═══ DATASET CONTENT ═══

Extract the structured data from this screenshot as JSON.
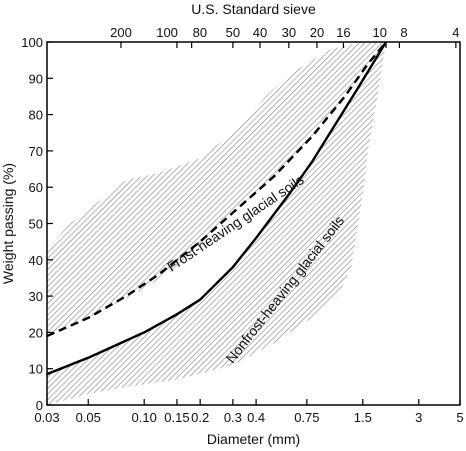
{
  "chart_data": {
    "type": "line",
    "title": "",
    "xlabel": "Diameter (mm)",
    "ylabel": "Weight passing (%)",
    "top_axis_label": "U.S. Standard sieve",
    "x_scale": "log",
    "xlim": [
      0.03,
      5
    ],
    "ylim": [
      0,
      100
    ],
    "grid": false,
    "x_ticks": [
      {
        "value": 0.03,
        "label": "0.03"
      },
      {
        "value": 0.05,
        "label": "0.05"
      },
      {
        "value": 0.1,
        "label": "0.10"
      },
      {
        "value": 0.15,
        "label": "0.15"
      },
      {
        "value": 0.2,
        "label": "0.2"
      },
      {
        "value": 0.3,
        "label": "0.3"
      },
      {
        "value": 0.4,
        "label": "0.4"
      },
      {
        "value": 0.75,
        "label": "0.75"
      },
      {
        "value": 1.5,
        "label": "1.5"
      },
      {
        "value": 3,
        "label": "3"
      },
      {
        "value": 5,
        "label": "5"
      }
    ],
    "y_ticks": [
      0,
      10,
      20,
      30,
      40,
      50,
      60,
      70,
      80,
      90,
      100
    ],
    "top_ticks": [
      {
        "value": 0.075,
        "label": "200"
      },
      {
        "value": 0.15,
        "label": "100"
      },
      {
        "value": 0.18,
        "label": "80"
      },
      {
        "value": 0.3,
        "label": "50"
      },
      {
        "value": 0.42,
        "label": "40"
      },
      {
        "value": 0.6,
        "label": "30"
      },
      {
        "value": 0.85,
        "label": "20"
      },
      {
        "value": 1.18,
        "label": "16"
      },
      {
        "value": 2.0,
        "label": "10"
      },
      {
        "value": 2.36,
        "label": "8"
      },
      {
        "value": 4.75,
        "label": "4"
      }
    ],
    "series": [
      {
        "name": "Frost-heaving glacial soils",
        "style": "dashed",
        "color": "#000000",
        "x": [
          0.03,
          0.05,
          0.08,
          0.12,
          0.2,
          0.3,
          0.5,
          0.8,
          1.2,
          1.6,
          2.0
        ],
        "y": [
          19,
          24,
          30,
          36,
          45,
          53,
          63,
          74,
          85,
          94,
          100
        ]
      },
      {
        "name": "Nonfrost-heaving glacial soils",
        "style": "solid",
        "color": "#000000",
        "x": [
          0.03,
          0.05,
          0.1,
          0.15,
          0.2,
          0.3,
          0.4,
          0.6,
          0.8,
          1.0,
          1.4,
          2.0
        ],
        "y": [
          8.5,
          13,
          20,
          25,
          29,
          38,
          46,
          58,
          67,
          75,
          87,
          100
        ]
      }
    ],
    "bands": [
      {
        "series": "Frost-heaving glacial soils",
        "upper": {
          "x": [
            0.03,
            0.04,
            0.06,
            0.08,
            0.12,
            0.2,
            0.3,
            0.45,
            0.6,
            1.0,
            1.5,
            2.0
          ],
          "y": [
            43,
            50,
            57,
            62,
            64,
            68,
            75,
            85,
            91,
            98,
            100,
            100
          ]
        },
        "lower": {
          "x": [
            0.03,
            0.05,
            0.1,
            0.15,
            0.2,
            0.3,
            0.5,
            0.8,
            1.2,
            2.0
          ],
          "y": [
            19,
            24,
            32,
            38,
            44,
            53,
            63,
            74,
            85,
            100
          ]
        }
      },
      {
        "series": "Nonfrost-heaving glacial soils",
        "upper": {
          "x": [
            0.03,
            0.05,
            0.1,
            0.15,
            0.2,
            0.3,
            0.4,
            0.6,
            0.8,
            1.0,
            1.4,
            2.0
          ],
          "y": [
            8.5,
            13,
            20,
            25,
            29,
            38,
            46,
            58,
            67,
            75,
            87,
            100
          ]
        },
        "lower": {
          "x": [
            0.03,
            0.05,
            0.08,
            0.15,
            0.3,
            0.5,
            0.8,
            1.1,
            1.3,
            1.4,
            1.5,
            1.6,
            1.8,
            2.0
          ],
          "y": [
            0,
            3,
            5,
            7,
            11,
            17,
            24,
            30,
            38,
            48,
            58,
            70,
            85,
            100
          ]
        }
      }
    ],
    "annotations": [
      {
        "text": "Frost-heaving glacial soils",
        "x": 0.32,
        "y": 49
      },
      {
        "text": "Nonfrost-heaving glacial soils",
        "x": 0.6,
        "y": 31
      }
    ]
  }
}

═══

§ GIVEN REQUEST:
Reply with one number only, the count of lines above that hold the string "soils".

§ EXERCISE SOLUTION:
6